__WHAT TO PRODUCE__: From the listing below, extract every line containing "affichage".

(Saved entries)

◆ ◆ ◆ ◆

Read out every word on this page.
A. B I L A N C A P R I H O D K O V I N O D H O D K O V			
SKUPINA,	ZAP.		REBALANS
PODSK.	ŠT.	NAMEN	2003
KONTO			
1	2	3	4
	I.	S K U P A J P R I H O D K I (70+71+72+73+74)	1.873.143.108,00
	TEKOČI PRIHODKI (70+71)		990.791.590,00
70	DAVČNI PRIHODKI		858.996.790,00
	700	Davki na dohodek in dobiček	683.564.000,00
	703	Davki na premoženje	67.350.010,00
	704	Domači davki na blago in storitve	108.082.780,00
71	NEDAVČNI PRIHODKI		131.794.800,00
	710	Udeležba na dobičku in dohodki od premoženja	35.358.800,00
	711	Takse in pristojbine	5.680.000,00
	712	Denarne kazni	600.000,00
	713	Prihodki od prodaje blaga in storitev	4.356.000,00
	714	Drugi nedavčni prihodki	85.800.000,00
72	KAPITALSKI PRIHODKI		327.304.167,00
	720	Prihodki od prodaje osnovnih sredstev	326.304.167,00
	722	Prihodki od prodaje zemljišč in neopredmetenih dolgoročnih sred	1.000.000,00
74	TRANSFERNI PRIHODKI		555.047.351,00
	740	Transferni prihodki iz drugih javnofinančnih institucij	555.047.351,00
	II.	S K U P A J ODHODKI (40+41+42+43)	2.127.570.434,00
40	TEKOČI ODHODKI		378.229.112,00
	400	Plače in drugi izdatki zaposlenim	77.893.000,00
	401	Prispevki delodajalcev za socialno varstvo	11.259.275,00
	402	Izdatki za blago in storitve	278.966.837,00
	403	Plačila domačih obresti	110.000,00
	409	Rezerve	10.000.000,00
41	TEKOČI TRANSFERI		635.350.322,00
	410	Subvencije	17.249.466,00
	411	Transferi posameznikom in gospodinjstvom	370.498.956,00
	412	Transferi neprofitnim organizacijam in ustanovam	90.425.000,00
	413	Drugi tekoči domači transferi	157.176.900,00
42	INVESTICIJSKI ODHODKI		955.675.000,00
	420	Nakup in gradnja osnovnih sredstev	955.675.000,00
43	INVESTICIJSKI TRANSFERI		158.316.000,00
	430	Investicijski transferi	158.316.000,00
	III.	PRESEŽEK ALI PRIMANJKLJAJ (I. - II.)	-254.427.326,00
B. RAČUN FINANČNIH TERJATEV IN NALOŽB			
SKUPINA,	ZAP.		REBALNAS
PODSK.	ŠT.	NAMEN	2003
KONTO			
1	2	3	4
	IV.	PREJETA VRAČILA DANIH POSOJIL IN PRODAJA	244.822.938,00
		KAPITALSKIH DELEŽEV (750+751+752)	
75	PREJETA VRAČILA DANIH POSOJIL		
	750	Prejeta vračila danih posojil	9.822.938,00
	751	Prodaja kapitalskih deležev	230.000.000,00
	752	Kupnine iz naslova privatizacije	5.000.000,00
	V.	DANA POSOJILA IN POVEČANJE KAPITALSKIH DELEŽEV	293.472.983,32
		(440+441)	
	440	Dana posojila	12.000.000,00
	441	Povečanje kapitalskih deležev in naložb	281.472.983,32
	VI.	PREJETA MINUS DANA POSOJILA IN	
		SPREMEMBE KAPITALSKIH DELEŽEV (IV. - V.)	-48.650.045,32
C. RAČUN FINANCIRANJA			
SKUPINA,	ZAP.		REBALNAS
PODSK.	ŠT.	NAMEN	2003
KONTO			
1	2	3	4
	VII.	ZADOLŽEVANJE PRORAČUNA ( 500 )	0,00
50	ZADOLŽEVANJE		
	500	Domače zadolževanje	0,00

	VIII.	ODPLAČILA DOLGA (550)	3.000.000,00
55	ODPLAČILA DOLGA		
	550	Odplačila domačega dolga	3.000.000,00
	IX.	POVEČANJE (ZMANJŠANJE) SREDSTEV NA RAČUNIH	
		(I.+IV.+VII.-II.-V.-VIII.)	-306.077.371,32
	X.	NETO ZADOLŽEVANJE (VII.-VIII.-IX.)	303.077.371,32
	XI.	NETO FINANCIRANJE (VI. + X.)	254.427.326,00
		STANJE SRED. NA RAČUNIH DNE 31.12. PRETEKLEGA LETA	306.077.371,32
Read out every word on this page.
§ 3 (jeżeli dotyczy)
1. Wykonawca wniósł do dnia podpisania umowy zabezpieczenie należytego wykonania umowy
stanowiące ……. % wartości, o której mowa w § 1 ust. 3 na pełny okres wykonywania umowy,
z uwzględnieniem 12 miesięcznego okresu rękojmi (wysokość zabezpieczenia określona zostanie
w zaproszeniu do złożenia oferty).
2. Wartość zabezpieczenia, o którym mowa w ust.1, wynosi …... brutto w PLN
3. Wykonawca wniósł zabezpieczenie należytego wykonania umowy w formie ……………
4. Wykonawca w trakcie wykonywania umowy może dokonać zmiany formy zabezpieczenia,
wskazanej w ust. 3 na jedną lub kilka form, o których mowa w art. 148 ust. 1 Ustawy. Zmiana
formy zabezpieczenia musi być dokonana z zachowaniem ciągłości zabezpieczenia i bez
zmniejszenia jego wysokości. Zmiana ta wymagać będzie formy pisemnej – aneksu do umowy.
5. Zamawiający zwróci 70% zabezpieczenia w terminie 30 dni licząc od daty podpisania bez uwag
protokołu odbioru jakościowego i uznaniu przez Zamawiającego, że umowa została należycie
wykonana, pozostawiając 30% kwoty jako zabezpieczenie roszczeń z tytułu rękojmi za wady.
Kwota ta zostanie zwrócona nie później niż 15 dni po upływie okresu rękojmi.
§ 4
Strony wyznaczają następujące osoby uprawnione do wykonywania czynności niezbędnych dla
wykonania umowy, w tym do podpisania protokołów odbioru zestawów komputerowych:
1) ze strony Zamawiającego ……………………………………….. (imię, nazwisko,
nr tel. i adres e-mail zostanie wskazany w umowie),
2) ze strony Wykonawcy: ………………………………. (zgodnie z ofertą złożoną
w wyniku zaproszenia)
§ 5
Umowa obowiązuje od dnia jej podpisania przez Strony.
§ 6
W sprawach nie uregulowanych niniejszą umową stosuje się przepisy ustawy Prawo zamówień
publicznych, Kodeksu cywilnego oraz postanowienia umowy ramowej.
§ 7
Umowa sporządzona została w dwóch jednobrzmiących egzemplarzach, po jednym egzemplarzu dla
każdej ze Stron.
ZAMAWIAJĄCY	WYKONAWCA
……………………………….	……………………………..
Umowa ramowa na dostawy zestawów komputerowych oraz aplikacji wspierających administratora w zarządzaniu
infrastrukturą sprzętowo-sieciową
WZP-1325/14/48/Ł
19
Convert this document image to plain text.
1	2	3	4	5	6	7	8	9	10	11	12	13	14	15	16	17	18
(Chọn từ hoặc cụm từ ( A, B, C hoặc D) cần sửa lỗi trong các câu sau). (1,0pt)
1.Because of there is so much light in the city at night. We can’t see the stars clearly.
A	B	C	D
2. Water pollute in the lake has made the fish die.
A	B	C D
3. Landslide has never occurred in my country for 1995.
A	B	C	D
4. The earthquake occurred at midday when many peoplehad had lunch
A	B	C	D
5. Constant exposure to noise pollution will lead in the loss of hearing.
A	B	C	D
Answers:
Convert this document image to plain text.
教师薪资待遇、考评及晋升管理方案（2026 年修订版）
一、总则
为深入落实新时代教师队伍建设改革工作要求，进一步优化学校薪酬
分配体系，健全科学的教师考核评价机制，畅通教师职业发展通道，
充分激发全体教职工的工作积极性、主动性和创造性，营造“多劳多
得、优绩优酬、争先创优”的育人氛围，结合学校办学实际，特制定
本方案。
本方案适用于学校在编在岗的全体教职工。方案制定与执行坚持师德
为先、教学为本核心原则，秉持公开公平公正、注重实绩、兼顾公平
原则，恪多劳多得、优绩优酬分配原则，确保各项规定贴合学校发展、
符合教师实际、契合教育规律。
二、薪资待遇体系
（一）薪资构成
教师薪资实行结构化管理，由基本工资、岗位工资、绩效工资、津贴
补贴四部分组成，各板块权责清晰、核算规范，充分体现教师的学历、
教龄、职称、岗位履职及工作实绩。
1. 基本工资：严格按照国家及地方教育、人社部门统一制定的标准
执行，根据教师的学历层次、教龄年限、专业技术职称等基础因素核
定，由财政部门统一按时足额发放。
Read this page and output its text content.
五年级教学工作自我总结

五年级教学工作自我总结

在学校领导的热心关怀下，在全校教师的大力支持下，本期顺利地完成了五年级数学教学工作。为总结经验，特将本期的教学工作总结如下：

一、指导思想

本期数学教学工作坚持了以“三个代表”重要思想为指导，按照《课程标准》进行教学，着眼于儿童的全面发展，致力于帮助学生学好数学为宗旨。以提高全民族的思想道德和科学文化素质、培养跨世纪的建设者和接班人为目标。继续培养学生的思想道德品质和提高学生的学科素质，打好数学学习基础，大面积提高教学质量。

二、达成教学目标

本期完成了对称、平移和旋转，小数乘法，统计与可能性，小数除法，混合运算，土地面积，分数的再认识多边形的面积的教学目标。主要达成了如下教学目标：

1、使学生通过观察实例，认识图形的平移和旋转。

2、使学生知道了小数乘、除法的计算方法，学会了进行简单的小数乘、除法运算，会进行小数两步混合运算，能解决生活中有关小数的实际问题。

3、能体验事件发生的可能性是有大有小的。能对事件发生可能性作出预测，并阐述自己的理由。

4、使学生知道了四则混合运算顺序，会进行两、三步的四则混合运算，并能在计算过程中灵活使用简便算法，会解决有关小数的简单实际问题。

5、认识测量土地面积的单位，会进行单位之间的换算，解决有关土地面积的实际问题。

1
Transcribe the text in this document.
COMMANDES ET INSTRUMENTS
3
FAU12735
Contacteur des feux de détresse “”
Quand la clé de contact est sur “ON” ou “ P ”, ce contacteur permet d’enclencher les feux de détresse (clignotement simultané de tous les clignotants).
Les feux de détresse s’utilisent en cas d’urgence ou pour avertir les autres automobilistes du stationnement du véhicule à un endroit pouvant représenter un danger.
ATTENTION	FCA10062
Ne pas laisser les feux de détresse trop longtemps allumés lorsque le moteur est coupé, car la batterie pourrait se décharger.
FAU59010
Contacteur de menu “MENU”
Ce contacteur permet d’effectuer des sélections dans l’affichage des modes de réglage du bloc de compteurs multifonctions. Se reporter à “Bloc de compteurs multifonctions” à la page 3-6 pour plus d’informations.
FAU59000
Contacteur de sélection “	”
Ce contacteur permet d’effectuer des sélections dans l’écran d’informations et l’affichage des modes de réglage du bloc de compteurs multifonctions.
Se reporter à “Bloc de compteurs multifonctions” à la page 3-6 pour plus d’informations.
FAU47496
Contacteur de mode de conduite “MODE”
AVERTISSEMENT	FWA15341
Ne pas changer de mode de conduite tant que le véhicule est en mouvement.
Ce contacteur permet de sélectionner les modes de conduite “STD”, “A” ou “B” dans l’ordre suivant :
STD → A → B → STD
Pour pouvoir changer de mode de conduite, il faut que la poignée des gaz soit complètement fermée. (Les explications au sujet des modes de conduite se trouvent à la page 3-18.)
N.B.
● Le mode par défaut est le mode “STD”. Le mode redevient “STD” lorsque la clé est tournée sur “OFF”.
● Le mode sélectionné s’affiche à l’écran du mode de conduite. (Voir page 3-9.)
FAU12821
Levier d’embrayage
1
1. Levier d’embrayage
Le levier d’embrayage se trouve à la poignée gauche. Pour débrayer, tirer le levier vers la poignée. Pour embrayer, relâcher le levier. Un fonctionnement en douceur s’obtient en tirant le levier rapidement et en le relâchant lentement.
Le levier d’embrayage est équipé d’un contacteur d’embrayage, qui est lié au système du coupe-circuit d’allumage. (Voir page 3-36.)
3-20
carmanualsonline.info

◆ ◆ ◆ ◆

__EXERCISE OUTPUT__:
Ce contacteur permet d’effectuer des sélections dans l’affichage des modes de réglage du bloc de compteurs multifonctions. Se reporter à “Bloc de compteurs multifonctions” à la page 3-6 pour plus d’informations.
Ce contacteur permet d’effectuer des sélections dans l’écran d’informations et l’affichage des modes de réglage du bloc de compteurs multifonctions.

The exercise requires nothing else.